START RECORDS FOR THIS TASK

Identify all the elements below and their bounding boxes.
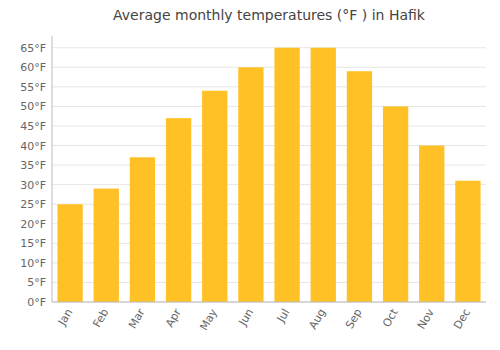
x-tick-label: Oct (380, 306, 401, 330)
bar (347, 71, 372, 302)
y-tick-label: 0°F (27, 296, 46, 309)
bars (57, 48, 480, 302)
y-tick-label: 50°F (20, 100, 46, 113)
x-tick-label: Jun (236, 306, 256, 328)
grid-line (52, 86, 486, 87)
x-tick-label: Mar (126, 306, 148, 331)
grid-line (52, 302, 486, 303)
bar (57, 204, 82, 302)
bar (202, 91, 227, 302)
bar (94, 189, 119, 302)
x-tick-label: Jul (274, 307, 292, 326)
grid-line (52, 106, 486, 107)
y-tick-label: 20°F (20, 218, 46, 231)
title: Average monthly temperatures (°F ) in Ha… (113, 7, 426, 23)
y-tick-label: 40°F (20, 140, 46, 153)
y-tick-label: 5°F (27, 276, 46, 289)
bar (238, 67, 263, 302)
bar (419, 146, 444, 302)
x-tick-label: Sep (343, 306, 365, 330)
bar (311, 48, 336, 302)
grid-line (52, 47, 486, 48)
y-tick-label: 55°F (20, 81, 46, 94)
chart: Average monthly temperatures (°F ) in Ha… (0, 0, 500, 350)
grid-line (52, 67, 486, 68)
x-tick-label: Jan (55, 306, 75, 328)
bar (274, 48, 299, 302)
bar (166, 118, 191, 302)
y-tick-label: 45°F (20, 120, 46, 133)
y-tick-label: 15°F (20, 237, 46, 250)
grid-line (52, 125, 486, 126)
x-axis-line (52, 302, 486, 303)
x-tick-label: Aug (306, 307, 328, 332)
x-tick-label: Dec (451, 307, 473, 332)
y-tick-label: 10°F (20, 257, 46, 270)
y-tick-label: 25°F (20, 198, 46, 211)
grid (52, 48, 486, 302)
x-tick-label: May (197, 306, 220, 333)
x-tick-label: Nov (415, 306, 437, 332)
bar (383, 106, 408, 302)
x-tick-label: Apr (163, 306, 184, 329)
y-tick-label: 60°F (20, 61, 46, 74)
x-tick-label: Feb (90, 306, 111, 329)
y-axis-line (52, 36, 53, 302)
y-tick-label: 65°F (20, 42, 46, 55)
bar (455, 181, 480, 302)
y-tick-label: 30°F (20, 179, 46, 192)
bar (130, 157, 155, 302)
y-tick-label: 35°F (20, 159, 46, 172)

END RECORDS FOR THIS TASK
START RECORDS FOR THIS TASK

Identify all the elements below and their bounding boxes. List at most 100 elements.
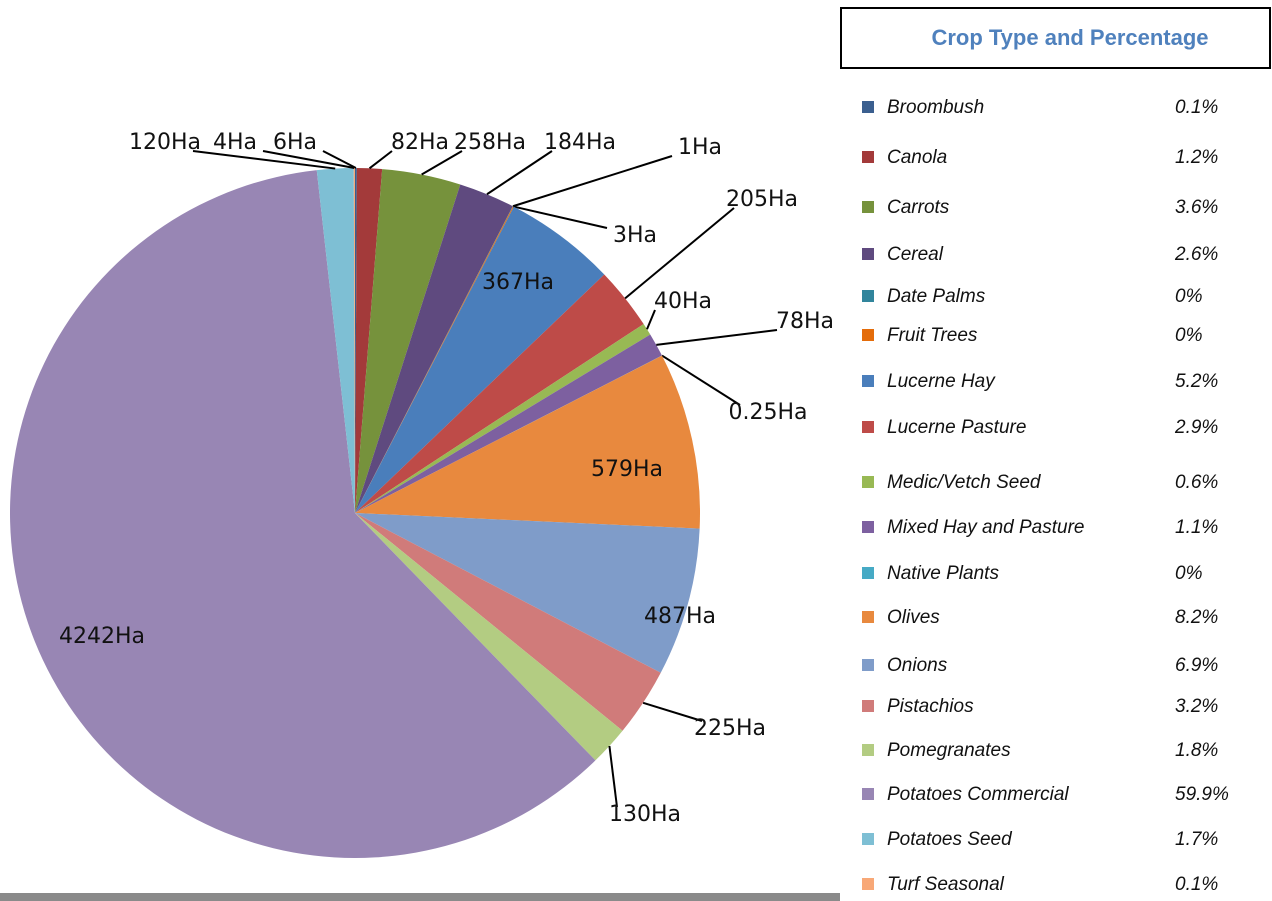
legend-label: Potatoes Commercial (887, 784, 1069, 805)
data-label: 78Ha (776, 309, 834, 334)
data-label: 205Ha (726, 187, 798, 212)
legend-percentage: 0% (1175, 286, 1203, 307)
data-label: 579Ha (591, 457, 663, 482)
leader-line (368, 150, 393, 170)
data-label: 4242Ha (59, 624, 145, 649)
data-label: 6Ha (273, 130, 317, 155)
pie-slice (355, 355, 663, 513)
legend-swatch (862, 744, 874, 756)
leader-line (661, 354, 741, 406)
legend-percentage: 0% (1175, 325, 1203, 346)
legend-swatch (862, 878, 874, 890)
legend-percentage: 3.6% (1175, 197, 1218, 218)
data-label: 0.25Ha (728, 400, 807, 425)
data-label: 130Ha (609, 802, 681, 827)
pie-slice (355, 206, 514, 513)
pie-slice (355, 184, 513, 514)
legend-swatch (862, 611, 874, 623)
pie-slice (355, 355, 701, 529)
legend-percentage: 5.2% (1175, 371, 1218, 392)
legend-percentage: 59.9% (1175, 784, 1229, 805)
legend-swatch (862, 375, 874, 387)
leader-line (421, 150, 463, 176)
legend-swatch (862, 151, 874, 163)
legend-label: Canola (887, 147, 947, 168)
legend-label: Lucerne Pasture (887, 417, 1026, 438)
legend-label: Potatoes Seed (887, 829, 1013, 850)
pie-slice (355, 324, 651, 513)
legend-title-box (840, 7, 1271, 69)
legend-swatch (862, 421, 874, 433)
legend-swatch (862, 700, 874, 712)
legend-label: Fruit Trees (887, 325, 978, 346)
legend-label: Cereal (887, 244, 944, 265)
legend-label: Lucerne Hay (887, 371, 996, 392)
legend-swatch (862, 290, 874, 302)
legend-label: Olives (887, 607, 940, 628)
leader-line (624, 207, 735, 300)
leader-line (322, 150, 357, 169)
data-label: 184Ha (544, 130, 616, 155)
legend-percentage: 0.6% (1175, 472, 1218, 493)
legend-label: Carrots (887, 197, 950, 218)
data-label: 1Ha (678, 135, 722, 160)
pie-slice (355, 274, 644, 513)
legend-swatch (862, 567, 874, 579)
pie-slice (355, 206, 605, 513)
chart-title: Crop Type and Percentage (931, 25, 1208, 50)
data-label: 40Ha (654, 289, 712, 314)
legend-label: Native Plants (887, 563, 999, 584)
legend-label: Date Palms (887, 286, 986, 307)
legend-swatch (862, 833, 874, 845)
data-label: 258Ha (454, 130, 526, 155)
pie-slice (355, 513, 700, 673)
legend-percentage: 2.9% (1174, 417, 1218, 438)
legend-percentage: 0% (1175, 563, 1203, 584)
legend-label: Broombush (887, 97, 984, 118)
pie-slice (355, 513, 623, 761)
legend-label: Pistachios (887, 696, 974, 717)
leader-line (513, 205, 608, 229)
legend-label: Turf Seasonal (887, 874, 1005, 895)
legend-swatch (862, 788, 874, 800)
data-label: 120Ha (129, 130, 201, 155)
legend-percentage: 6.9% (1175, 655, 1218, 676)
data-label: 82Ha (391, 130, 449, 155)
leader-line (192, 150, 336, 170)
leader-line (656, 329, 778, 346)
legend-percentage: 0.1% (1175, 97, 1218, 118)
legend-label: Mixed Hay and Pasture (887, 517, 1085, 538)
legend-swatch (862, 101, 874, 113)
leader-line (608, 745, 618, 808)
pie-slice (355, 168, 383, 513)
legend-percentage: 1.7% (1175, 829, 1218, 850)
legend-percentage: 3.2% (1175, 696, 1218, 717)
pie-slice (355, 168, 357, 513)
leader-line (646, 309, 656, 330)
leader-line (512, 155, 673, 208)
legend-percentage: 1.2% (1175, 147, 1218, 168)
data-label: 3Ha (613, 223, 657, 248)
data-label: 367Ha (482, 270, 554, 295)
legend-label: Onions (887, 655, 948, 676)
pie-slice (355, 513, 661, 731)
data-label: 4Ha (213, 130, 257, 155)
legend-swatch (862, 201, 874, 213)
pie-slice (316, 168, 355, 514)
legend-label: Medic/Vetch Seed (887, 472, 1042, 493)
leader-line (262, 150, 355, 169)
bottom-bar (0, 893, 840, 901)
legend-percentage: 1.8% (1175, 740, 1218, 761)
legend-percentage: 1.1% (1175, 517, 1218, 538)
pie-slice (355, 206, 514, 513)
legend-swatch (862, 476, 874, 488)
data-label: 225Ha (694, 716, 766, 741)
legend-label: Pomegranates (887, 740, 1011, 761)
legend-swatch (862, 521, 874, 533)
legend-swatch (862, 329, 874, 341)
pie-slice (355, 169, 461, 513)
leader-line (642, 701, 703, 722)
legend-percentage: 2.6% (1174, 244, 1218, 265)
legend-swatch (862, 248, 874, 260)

END RECORDS FOR THIS TASK

• [EXERCISE DIRECTIONS] Rewrite the items from the line with "x-tick-label: Oct (380, 306, 401, 330)" to the line with "grid-line (52, 106, 486, 107)", changing "grid-line" to "gridline" and keeping everything else unchanged.

• [WORKED ANSWER]
x-tick-label: Oct (380, 306, 401, 330)
bar (347, 71, 372, 302)
y-tick-label: 0°F (27, 296, 46, 309)
bars (57, 48, 480, 302)
y-tick-label: 50°F (20, 100, 46, 113)
x-tick-label: Jun (236, 306, 256, 328)
gridline (52, 86, 486, 87)
x-tick-label: Mar (126, 306, 148, 331)
gridline (52, 302, 486, 303)
bar (57, 204, 82, 302)
bar (202, 91, 227, 302)
bar (94, 189, 119, 302)
x-tick-label: Jul (274, 307, 292, 326)
gridline (52, 106, 486, 107)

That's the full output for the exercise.